> [The exercise]: Without the pictures, write out all the lines below exactly as they appear.

> [Records for the exercise]:
──────────────────────────────
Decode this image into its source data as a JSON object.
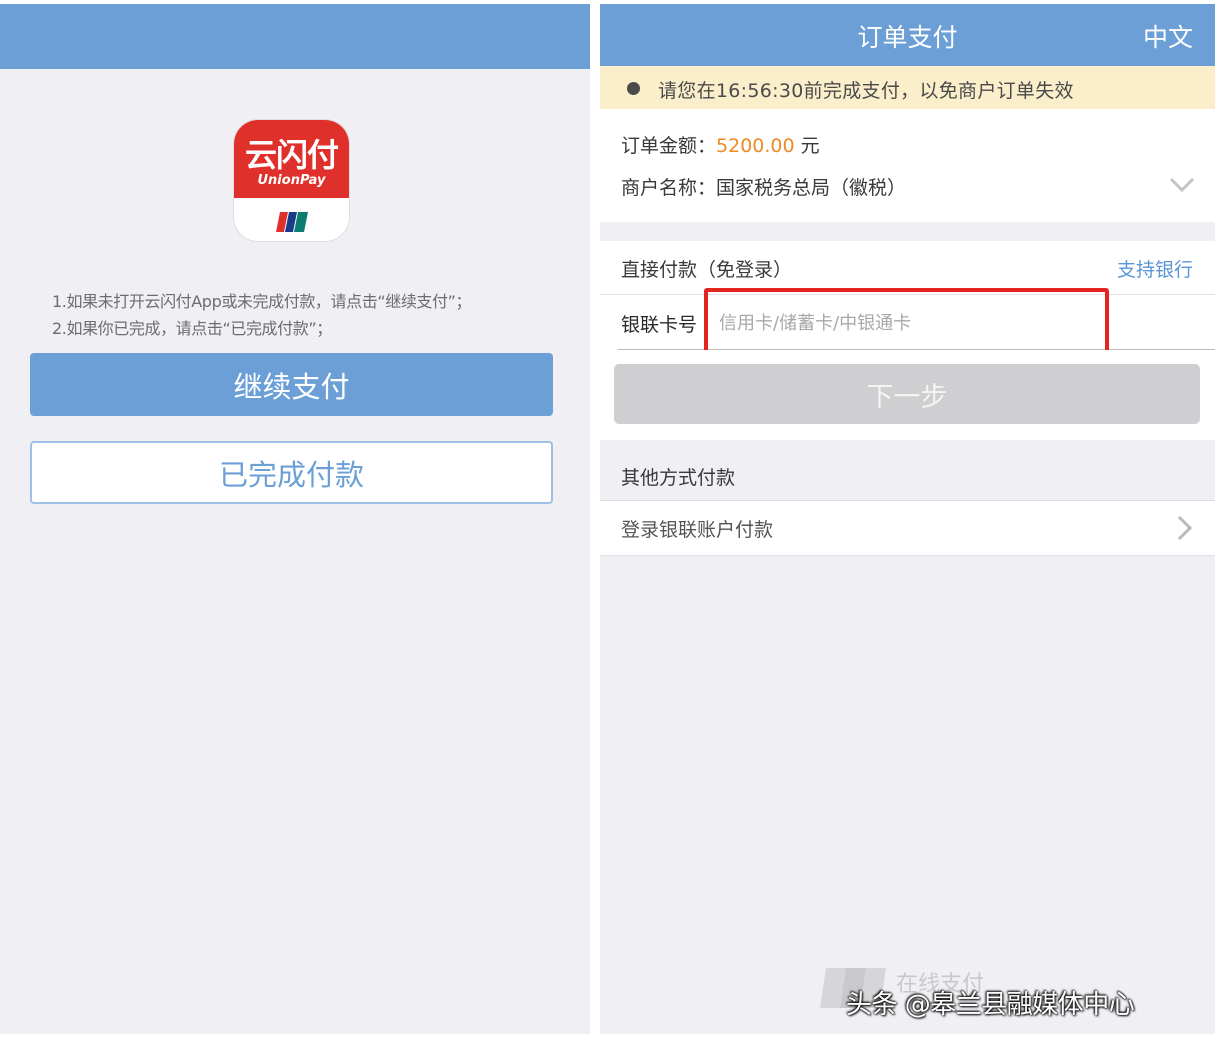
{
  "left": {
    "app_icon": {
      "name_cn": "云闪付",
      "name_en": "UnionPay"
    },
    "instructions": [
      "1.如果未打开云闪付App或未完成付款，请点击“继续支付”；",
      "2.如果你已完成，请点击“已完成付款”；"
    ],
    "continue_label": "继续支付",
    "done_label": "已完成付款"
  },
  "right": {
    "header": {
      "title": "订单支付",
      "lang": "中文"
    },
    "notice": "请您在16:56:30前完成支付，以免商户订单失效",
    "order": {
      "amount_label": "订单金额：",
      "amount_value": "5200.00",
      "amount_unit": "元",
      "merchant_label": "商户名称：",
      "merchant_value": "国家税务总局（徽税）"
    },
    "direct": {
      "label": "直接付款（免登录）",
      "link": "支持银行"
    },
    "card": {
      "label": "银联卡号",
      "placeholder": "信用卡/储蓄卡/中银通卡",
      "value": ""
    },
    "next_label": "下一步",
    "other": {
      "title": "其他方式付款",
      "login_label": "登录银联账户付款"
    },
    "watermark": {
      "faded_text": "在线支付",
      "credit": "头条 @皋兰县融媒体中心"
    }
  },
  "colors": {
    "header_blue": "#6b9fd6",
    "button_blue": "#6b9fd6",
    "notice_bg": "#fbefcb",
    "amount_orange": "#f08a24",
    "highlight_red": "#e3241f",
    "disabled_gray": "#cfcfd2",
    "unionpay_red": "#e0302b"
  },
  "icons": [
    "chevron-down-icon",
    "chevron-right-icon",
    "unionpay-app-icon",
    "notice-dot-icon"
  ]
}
──────────────────────────────
> [Written answer]:
Decode this image into its source data as a JSON object.
{
  "left": {
    "app_icon": {
      "name_cn": "云闪付",
      "name_en": "UnionPay"
    },
    "instructions": [
      "1.如果未打开云闪付App或未完成付款，请点击“继续支付”；",
      "2.如果你已完成，请点击“已完成付款”；"
    ],
    "continue_label": "继续支付",
    "done_label": "已完成付款"
  },
  "right": {
    "header": {
      "title": "订单支付",
      "lang": "中文"
    },
    "notice": "请您在16:56:30前完成支付，以免商户订单失效",
    "order": {
      "amount_label": "订单金额：",
      "amount_value": "5200.00",
      "amount_unit": "元",
      "merchant_label": "商户名称：",
      "merchant_value": "国家税务总局（徽税）"
    },
    "direct": {
      "label": "直接付款（免登录）",
      "link": "支持银行"
    },
    "card": {
      "label": "银联卡号",
      "placeholder": "信用卡/储蓄卡/中银通卡",
      "value": ""
    },
    "next_label": "下一步",
    "other": {
      "title": "其他方式付款",
      "login_label": "登录银联账户付款"
    },
    "watermark": {
      "faded_text": "在线支付",
      "credit": "头条 @皋兰县融媒体中心"
    }
  },
  "colors": {
    "header_blue": "#6b9fd6",
    "button_blue": "#6b9fd6",
    "notice_bg": "#fbefcb",
    "amount_orange": "#f08a24",
    "highlight_red": "#e3241f",
    "disabled_gray": "#cfcfd2",
    "unionpay_red": "#e0302b"
  },
  "icons": [
    "chevron-down-icon",
    "chevron-right-icon",
    "unionpay-app-icon",
    "notice-dot-icon"
  ]
}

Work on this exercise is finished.